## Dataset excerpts
▼▼▼

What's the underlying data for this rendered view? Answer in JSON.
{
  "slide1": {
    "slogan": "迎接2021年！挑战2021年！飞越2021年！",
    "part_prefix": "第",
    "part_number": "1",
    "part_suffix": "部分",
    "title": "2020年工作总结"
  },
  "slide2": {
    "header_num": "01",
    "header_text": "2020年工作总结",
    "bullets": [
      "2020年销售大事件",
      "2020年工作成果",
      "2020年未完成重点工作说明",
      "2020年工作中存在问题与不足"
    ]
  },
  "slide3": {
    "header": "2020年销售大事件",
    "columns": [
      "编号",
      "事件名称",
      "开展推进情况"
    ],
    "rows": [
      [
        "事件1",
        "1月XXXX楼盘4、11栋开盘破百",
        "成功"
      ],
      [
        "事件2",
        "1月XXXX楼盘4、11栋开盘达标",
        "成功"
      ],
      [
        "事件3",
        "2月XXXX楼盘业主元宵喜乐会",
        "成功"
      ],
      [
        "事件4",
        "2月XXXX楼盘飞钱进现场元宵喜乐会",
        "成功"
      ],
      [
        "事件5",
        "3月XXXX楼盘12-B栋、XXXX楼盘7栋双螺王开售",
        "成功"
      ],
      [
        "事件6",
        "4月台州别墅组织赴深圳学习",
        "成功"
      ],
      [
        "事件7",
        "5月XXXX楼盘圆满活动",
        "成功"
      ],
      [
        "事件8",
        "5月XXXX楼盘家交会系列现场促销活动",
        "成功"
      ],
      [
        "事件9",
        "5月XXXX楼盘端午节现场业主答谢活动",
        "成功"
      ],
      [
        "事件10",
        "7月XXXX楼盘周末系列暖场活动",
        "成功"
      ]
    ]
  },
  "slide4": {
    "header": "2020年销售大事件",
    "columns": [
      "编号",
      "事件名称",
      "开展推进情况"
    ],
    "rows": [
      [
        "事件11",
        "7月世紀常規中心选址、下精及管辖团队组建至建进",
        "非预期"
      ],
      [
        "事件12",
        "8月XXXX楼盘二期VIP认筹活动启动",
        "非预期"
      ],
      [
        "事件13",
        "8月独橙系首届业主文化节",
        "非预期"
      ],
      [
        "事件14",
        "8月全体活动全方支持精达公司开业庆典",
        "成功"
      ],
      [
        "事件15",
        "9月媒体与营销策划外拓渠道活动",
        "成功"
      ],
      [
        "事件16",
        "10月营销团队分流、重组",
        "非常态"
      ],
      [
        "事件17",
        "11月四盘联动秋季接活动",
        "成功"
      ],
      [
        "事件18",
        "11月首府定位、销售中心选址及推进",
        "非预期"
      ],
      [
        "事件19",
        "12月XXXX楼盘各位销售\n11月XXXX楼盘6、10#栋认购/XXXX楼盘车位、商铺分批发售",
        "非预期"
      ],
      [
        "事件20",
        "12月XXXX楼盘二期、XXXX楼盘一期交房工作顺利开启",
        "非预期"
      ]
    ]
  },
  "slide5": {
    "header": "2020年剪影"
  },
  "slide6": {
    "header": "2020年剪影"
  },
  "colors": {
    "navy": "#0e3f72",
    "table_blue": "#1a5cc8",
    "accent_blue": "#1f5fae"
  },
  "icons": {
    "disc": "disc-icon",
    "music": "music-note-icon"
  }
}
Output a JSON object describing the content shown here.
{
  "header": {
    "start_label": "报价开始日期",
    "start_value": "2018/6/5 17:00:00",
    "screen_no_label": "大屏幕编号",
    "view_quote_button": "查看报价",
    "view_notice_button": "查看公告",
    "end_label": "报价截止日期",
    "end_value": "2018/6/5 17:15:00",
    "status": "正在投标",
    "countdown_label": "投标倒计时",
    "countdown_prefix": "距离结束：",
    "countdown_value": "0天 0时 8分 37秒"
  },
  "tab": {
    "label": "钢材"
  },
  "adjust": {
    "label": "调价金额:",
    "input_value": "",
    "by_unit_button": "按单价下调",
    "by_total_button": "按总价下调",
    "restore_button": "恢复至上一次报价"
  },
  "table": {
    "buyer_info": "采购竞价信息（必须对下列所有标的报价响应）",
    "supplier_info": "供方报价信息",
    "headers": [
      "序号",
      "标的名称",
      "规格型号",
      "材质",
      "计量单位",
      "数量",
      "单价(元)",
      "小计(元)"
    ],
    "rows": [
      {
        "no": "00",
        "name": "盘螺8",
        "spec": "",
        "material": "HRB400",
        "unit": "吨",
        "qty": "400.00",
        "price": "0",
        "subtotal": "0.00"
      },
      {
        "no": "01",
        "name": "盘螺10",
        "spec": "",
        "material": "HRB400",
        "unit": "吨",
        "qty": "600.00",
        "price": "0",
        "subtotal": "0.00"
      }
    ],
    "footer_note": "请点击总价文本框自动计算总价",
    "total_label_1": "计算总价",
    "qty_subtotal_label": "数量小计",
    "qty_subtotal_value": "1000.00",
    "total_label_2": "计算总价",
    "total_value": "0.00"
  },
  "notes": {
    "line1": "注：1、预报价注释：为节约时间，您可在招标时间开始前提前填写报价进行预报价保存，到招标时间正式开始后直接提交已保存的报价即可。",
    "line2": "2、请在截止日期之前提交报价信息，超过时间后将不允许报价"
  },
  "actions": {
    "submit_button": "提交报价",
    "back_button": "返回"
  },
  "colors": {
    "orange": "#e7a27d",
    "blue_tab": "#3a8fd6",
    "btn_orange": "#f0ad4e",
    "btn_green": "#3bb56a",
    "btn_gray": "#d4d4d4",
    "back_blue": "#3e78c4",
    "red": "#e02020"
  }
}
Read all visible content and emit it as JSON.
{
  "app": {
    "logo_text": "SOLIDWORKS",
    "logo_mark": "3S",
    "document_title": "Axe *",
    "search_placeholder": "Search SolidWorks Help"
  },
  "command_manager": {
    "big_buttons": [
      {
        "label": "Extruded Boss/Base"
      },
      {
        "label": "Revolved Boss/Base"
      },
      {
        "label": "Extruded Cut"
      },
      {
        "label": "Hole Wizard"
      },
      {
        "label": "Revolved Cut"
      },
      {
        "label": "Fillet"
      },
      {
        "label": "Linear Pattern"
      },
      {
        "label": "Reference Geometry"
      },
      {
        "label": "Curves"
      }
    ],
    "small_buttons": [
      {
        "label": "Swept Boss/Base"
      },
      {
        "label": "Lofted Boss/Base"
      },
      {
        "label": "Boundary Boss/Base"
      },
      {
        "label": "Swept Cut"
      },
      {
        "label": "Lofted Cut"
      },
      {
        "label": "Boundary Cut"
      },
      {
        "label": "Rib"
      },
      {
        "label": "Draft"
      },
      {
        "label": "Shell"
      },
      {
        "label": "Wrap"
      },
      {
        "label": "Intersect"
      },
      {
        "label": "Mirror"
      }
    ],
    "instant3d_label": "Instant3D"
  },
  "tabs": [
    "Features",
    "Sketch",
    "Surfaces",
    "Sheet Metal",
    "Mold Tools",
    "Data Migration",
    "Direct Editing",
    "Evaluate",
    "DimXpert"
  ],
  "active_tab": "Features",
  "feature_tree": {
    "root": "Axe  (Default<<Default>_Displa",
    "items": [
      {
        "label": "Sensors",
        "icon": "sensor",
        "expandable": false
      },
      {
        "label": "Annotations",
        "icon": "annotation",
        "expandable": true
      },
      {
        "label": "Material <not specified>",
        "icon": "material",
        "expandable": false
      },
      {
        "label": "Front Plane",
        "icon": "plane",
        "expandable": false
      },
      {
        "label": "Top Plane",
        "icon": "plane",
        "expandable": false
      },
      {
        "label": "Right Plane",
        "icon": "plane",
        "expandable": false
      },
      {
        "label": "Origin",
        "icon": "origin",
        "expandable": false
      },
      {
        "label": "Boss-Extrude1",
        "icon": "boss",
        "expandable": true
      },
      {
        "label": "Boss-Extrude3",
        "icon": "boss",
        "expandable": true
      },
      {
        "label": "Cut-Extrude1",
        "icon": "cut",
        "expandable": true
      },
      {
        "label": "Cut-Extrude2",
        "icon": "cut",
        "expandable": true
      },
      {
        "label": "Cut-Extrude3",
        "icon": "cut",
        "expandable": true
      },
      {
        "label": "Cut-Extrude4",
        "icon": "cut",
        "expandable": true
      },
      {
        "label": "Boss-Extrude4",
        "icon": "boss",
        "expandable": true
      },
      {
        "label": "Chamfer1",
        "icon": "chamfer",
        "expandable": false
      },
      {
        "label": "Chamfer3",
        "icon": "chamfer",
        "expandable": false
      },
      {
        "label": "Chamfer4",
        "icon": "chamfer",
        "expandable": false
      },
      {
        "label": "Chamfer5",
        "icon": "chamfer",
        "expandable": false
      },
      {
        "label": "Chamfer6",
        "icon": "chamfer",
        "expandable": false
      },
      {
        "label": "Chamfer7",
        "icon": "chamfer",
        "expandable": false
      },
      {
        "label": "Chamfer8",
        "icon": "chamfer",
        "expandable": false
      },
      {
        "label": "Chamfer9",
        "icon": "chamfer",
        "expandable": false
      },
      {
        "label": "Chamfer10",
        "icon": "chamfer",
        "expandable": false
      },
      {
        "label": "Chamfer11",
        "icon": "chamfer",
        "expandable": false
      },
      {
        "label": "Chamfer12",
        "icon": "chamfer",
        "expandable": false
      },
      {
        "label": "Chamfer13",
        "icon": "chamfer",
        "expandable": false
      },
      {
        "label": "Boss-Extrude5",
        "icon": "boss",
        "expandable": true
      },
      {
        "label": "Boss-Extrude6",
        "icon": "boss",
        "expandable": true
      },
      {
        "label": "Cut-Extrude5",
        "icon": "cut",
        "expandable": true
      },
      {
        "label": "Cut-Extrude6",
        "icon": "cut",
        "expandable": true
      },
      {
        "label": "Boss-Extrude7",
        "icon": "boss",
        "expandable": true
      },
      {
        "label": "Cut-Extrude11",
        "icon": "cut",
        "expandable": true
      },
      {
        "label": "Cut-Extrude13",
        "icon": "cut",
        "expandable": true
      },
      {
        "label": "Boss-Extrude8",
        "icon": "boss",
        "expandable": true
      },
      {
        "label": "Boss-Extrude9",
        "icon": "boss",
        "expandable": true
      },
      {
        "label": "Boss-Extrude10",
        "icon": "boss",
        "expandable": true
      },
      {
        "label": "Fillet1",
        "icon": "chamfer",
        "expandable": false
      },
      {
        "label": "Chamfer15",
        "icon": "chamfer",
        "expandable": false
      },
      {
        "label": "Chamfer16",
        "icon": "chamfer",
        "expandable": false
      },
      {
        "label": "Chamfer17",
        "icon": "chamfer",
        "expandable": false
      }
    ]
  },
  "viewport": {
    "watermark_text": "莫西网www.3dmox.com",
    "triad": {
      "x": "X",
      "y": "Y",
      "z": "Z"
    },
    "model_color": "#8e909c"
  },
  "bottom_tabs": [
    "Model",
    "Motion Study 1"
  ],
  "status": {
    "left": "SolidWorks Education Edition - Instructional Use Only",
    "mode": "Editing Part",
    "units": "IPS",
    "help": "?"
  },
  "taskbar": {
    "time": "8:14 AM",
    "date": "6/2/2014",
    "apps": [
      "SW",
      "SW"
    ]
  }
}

▲▲▲

## Written problem
From the entries above, collect every line with the string "Extruded" in it.

## Finished task
        "label": "Extruded Boss/Base"
        "label": "Extruded Cut"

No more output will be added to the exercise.